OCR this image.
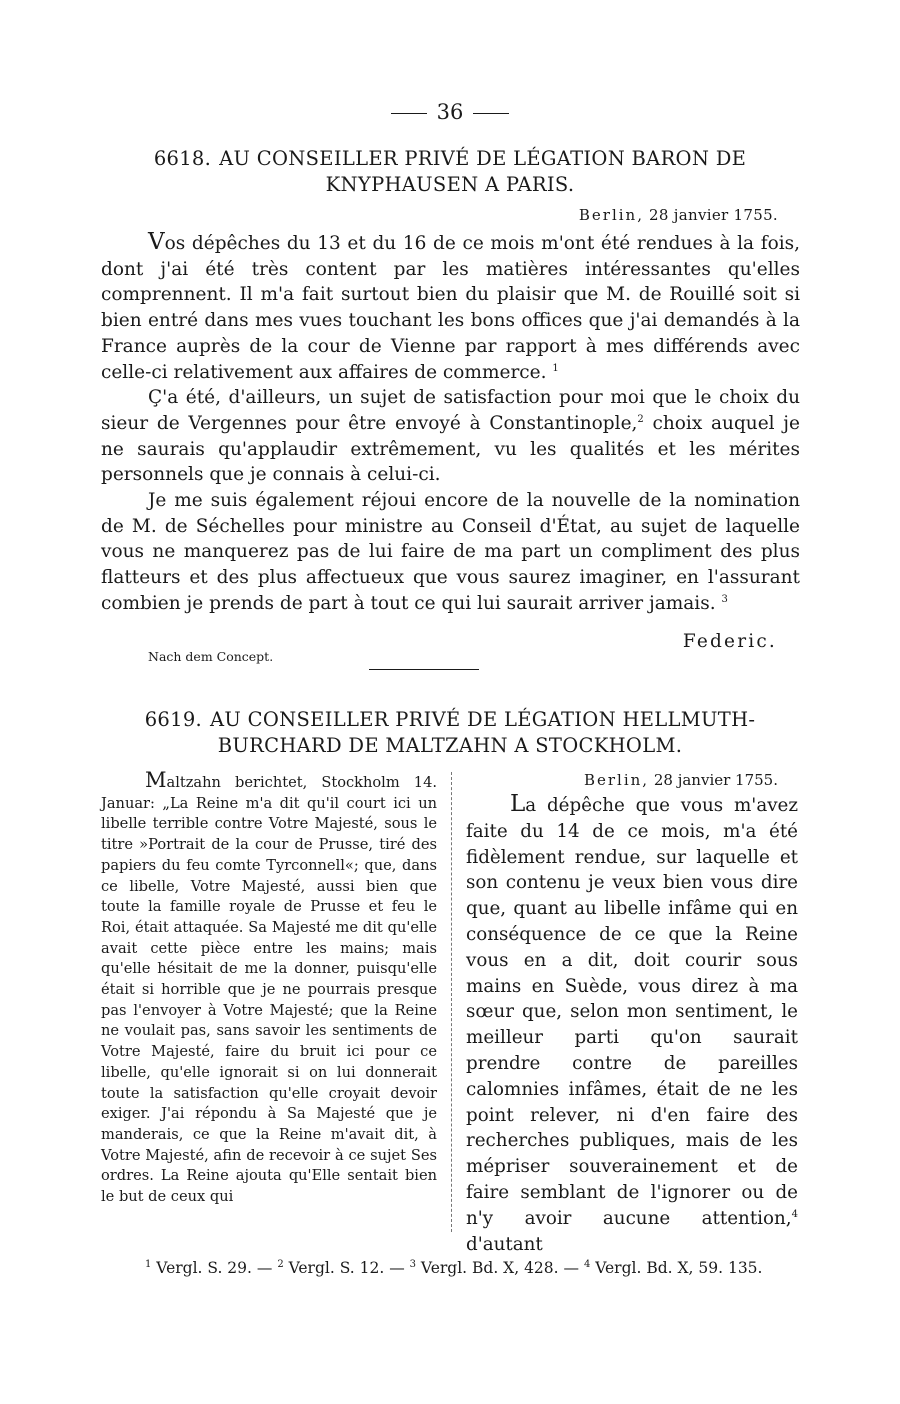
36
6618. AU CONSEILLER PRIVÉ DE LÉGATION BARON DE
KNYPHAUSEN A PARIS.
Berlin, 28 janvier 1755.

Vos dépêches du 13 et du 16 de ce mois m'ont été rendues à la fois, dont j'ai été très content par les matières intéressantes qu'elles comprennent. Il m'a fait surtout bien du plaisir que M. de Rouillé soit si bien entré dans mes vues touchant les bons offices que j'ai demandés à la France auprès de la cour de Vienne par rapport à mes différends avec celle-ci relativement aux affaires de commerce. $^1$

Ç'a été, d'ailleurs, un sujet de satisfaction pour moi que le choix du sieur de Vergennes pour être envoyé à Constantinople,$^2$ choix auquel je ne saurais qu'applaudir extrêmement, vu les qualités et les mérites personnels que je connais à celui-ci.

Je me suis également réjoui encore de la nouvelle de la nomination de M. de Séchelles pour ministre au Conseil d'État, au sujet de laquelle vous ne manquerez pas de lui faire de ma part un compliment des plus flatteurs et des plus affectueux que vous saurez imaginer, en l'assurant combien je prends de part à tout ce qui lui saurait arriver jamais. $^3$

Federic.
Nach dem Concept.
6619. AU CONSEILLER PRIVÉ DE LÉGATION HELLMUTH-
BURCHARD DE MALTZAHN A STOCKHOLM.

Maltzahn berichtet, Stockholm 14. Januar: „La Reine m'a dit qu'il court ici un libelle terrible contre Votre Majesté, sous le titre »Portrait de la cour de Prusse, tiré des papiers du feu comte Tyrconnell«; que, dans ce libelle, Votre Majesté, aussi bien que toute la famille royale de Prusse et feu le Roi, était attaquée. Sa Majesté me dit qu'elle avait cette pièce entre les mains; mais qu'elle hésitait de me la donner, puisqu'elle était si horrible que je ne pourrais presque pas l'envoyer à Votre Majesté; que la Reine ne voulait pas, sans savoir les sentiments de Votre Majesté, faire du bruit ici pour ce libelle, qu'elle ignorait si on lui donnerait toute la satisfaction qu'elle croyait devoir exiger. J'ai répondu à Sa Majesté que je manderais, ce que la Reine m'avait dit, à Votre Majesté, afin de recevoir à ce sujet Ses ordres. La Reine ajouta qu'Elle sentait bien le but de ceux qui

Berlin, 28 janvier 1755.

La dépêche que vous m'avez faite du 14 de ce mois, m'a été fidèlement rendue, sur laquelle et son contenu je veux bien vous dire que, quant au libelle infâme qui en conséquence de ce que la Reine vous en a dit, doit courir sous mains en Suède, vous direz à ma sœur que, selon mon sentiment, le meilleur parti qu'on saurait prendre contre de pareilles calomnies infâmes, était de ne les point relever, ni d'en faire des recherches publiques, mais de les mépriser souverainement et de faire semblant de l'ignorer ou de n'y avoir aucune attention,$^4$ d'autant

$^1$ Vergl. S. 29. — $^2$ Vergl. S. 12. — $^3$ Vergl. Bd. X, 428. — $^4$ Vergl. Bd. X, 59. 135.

--*--

Exercise description
Pictures are excluded; copy every other part of the records exactly.

Answer for the task
OCR this image.
36
6618. AU CONSEILLER PRIVÉ DE LÉGATION BARON DE
KNYPHAUSEN A PARIS.
Berlin, 28 janvier 1755.

Vos dépêches du 13 et du 16 de ce mois m'ont été rendues à la fois, dont j'ai été très content par les matières intéressantes qu'elles comprennent. Il m'a fait surtout bien du plaisir que M. de Rouillé soit si bien entré dans mes vues touchant les bons offices que j'ai demandés à la France auprès de la cour de Vienne par rapport à mes différends avec celle-ci relativement aux affaires de commerce. $^1$

Ç'a été, d'ailleurs, un sujet de satisfaction pour moi que le choix du sieur de Vergennes pour être envoyé à Constantinople,$^2$ choix auquel je ne saurais qu'applaudir extrêmement, vu les qualités et les mérites personnels que je connais à celui-ci.

Je me suis également réjoui encore de la nouvelle de la nomination de M. de Séchelles pour ministre au Conseil d'État, au sujet de laquelle vous ne manquerez pas de lui faire de ma part un compliment des plus flatteurs et des plus affectueux que vous saurez imaginer, en l'assurant combien je prends de part à tout ce qui lui saurait arriver jamais. $^3$

Federic.
Nach dem Concept.
6619. AU CONSEILLER PRIVÉ DE LÉGATION HELLMUTH-
BURCHARD DE MALTZAHN A STOCKHOLM.

Maltzahn berichtet, Stockholm 14. Januar: „La Reine m'a dit qu'il court ici un libelle terrible contre Votre Majesté, sous le titre »Portrait de la cour de Prusse, tiré des papiers du feu comte Tyrconnell«; que, dans ce libelle, Votre Majesté, aussi bien que toute la famille royale de Prusse et feu le Roi, était attaquée. Sa Majesté me dit qu'elle avait cette pièce entre les mains; mais qu'elle hésitait de me la donner, puisqu'elle était si horrible que je ne pourrais presque pas l'envoyer à Votre Majesté; que la Reine ne voulait pas, sans savoir les sentiments de Votre Majesté, faire du bruit ici pour ce libelle, qu'elle ignorait si on lui donnerait toute la satisfaction qu'elle croyait devoir exiger. J'ai répondu à Sa Majesté que je manderais, ce que la Reine m'avait dit, à Votre Majesté, afin de recevoir à ce sujet Ses ordres. La Reine ajouta qu'Elle sentait bien le but de ceux qui

Berlin, 28 janvier 1755.

La dépêche que vous m'avez faite du 14 de ce mois, m'a été fidèlement rendue, sur laquelle et son contenu je veux bien vous dire que, quant au libelle infâme qui en conséquence de ce que la Reine vous en a dit, doit courir sous mains en Suède, vous direz à ma sœur que, selon mon sentiment, le meilleur parti qu'on saurait prendre contre de pareilles calomnies infâmes, était de ne les point relever, ni d'en faire des recherches publiques, mais de les mépriser souverainement et de faire semblant de l'ignorer ou de n'y avoir aucune attention,$^4$ d'autant

$^1$ Vergl. S. 29. — $^2$ Vergl. S. 12. — $^3$ Vergl. Bd. X, 428. — $^4$ Vergl. Bd. X, 59. 135.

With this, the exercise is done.